"""
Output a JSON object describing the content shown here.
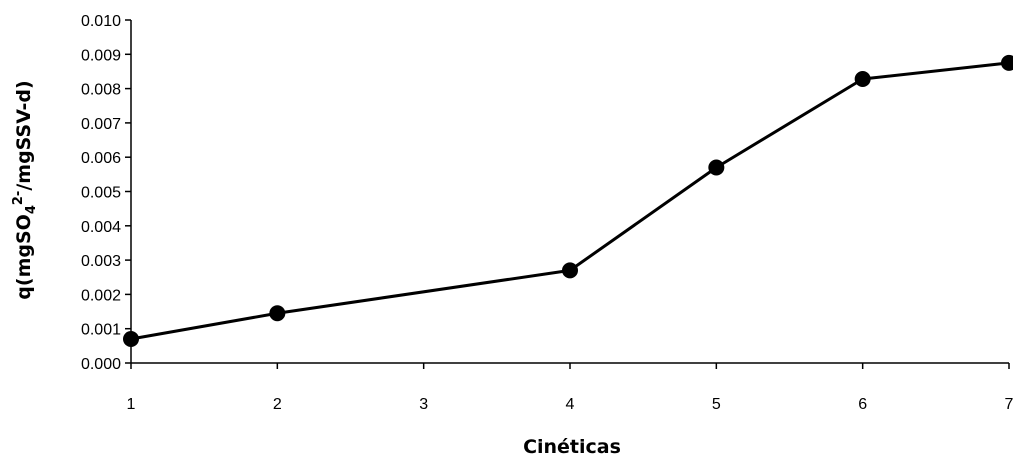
{
  "chart_data": {
    "type": "line",
    "title": "",
    "xlabel": "Cinéticas",
    "ylabel": {
      "prefix": "q(mgSO",
      "sub": "4",
      "sup": "2-",
      "suffix": "/mgSSV-d)"
    },
    "x_ticks": [
      1,
      2,
      3,
      4,
      5,
      6,
      7
    ],
    "x_tick_labels": [
      "1",
      "2",
      "3",
      "4",
      "5",
      "6",
      "7"
    ],
    "y_ticks": [
      0.0,
      0.001,
      0.002,
      0.003,
      0.004,
      0.005,
      0.006,
      0.007,
      0.008,
      0.009,
      0.01
    ],
    "y_tick_labels": [
      "0.000",
      "0.001",
      "0.002",
      "0.003",
      "0.004",
      "0.005",
      "0.006",
      "0.007",
      "0.008",
      "0.009",
      "0.010"
    ],
    "xlim": [
      1,
      7
    ],
    "ylim": [
      0,
      0.01
    ],
    "grid": false,
    "legend": "none",
    "series": [
      {
        "x": [
          1,
          2,
          4,
          5,
          6,
          7
        ],
        "y": [
          0.0007,
          0.00145,
          0.0027,
          0.0057,
          0.00828,
          0.00875
        ]
      }
    ],
    "line_color": "#000000",
    "marker": "circle"
  }
}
"""
What you are asked to do: From the data above, write out everything exactly except the pictures.

Exercise result:
Output a JSON object describing the content shown here.
{
  "chart_data": {
    "type": "line",
    "title": "",
    "xlabel": "Cinéticas",
    "ylabel": {
      "prefix": "q(mgSO",
      "sub": "4",
      "sup": "2-",
      "suffix": "/mgSSV-d)"
    },
    "x_ticks": [
      1,
      2,
      3,
      4,
      5,
      6,
      7
    ],
    "x_tick_labels": [
      "1",
      "2",
      "3",
      "4",
      "5",
      "6",
      "7"
    ],
    "y_ticks": [
      0.0,
      0.001,
      0.002,
      0.003,
      0.004,
      0.005,
      0.006,
      0.007,
      0.008,
      0.009,
      0.01
    ],
    "y_tick_labels": [
      "0.000",
      "0.001",
      "0.002",
      "0.003",
      "0.004",
      "0.005",
      "0.006",
      "0.007",
      "0.008",
      "0.009",
      "0.010"
    ],
    "xlim": [
      1,
      7
    ],
    "ylim": [
      0,
      0.01
    ],
    "grid": false,
    "legend": "none",
    "series": [
      {
        "x": [
          1,
          2,
          4,
          5,
          6,
          7
        ],
        "y": [
          0.0007,
          0.00145,
          0.0027,
          0.0057,
          0.00828,
          0.00875
        ]
      }
    ],
    "line_color": "#000000",
    "marker": "circle"
  }
}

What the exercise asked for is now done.